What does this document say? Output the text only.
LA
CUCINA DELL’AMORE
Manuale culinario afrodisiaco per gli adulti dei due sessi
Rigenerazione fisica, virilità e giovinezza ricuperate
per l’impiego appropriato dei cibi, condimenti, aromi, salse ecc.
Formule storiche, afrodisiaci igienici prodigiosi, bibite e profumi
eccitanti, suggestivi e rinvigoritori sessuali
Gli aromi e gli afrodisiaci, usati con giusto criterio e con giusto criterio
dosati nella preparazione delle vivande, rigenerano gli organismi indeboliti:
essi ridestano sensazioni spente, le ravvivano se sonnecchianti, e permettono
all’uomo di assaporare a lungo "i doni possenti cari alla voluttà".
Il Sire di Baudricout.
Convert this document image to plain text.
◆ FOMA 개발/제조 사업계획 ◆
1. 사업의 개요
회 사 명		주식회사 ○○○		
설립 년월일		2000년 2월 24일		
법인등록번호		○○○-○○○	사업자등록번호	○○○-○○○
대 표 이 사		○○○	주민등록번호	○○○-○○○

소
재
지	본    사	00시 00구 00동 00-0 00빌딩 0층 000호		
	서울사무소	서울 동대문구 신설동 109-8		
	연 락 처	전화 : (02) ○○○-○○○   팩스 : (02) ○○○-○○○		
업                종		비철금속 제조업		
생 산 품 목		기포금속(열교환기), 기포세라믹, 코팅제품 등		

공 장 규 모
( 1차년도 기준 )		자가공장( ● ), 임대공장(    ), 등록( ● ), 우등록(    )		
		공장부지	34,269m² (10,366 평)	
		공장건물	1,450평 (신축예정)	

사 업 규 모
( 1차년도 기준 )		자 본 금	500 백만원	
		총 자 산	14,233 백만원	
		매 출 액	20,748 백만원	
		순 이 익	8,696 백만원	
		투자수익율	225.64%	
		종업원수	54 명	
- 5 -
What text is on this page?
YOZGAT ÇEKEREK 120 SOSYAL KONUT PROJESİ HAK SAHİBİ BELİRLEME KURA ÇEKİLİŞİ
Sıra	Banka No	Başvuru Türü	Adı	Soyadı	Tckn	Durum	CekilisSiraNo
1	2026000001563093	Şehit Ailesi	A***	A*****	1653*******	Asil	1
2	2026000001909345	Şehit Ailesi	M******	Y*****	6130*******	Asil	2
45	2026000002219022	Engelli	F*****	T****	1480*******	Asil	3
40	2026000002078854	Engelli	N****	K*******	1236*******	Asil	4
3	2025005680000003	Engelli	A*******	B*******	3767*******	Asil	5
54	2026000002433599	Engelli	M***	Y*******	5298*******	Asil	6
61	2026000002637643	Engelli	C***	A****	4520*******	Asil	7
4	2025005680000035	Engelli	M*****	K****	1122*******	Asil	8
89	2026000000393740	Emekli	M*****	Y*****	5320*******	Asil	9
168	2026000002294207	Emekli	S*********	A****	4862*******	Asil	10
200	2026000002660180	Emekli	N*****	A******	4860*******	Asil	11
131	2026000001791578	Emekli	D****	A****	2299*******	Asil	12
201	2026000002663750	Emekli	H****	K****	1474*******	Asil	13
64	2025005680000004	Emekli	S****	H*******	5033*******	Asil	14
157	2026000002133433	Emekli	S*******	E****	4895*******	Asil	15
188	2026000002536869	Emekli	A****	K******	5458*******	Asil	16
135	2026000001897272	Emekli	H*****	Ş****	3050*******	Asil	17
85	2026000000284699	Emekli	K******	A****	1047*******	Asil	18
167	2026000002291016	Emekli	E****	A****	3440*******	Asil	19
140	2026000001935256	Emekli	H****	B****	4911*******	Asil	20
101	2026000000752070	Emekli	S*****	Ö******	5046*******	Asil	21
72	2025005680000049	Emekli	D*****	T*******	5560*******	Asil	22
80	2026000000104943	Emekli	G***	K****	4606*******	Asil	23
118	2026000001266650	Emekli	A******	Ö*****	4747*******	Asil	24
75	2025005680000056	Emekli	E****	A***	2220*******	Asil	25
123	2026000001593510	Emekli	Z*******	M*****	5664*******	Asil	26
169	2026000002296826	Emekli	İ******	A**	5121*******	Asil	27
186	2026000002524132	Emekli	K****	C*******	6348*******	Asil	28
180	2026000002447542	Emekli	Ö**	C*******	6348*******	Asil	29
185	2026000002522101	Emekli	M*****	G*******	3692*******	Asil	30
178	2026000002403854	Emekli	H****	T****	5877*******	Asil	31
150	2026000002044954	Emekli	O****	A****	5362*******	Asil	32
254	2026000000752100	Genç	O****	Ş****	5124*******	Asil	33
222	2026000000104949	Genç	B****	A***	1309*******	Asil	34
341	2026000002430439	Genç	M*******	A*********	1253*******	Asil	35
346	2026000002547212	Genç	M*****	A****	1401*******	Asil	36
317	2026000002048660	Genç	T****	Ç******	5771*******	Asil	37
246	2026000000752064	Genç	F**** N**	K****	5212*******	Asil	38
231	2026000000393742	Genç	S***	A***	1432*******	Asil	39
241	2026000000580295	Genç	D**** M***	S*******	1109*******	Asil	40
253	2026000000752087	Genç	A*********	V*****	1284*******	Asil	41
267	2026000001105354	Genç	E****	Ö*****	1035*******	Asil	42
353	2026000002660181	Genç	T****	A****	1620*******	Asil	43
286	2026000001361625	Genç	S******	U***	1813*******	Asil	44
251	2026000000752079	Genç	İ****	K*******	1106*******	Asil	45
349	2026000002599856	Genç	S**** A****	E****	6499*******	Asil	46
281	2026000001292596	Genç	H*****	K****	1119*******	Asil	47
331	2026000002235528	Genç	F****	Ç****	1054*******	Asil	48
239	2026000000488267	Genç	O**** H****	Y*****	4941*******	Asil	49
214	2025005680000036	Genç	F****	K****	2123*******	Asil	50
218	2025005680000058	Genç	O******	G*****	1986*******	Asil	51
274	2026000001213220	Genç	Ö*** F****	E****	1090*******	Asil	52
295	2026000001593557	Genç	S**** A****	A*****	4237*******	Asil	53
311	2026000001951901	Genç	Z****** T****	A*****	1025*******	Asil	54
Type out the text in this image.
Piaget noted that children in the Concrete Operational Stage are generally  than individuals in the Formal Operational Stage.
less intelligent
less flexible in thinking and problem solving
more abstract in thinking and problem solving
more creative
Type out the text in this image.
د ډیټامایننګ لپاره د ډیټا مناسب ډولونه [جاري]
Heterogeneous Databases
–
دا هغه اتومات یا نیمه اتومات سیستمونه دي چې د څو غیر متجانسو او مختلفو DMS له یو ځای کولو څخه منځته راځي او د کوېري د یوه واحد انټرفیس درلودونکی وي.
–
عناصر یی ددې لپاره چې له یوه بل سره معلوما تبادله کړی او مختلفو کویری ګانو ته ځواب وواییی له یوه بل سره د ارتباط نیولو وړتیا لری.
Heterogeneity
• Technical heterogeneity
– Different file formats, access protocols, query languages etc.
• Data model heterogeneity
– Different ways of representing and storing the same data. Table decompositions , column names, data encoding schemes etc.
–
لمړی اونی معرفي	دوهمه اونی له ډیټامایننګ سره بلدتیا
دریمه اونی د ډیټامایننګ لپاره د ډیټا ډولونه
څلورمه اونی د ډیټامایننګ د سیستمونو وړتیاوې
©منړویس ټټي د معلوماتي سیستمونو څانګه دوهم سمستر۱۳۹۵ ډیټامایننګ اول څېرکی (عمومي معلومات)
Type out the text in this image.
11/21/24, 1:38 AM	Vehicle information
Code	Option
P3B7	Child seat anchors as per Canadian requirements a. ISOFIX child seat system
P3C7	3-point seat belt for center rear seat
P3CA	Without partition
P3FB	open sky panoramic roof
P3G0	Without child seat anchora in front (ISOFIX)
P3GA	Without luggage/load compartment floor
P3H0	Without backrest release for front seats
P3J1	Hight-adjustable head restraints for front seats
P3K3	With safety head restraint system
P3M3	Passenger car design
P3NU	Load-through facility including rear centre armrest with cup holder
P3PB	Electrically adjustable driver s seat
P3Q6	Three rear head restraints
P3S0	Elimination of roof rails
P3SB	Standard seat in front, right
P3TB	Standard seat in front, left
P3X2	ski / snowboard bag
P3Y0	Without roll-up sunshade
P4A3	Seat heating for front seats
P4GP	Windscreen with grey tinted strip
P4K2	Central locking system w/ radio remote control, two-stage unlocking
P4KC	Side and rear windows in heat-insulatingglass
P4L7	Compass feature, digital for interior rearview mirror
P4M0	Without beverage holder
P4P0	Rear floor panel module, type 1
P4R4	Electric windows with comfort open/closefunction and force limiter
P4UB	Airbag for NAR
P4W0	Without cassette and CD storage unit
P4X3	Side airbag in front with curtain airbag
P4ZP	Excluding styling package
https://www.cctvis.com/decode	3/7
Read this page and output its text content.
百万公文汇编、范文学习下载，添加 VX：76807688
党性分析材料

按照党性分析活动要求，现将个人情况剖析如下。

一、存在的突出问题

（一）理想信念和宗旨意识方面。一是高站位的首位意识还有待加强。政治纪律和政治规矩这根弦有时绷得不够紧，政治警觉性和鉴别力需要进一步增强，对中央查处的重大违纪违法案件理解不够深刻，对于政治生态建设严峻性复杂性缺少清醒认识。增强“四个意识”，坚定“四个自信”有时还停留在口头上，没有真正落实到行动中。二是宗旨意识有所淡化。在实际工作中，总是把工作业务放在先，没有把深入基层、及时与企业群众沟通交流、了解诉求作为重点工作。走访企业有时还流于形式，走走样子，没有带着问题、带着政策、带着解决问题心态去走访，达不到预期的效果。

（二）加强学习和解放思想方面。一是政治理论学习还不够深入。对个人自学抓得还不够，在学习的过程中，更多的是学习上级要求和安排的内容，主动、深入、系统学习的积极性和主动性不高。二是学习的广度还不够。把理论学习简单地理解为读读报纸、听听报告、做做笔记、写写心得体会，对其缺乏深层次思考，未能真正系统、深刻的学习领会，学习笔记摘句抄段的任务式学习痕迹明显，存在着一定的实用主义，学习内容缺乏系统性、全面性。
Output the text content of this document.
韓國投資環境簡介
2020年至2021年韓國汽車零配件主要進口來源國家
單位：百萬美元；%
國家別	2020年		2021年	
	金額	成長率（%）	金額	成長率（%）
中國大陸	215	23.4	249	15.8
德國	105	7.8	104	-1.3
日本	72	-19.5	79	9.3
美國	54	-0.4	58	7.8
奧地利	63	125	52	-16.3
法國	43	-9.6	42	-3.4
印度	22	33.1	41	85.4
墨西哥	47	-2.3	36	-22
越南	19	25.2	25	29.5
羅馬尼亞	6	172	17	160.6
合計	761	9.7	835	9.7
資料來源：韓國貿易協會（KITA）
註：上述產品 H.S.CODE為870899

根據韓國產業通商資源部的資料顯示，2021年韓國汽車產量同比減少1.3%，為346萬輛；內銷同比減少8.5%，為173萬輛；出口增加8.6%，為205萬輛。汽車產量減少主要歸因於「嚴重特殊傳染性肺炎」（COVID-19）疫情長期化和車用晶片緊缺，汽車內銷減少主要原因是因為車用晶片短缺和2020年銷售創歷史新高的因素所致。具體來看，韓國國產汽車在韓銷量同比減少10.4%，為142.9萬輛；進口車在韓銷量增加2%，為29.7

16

□ □ □ □ □

■ **Set exercise**
Tally up the lines of the listing containing the word "roof". Give only the total.

■ **Result of this task**
2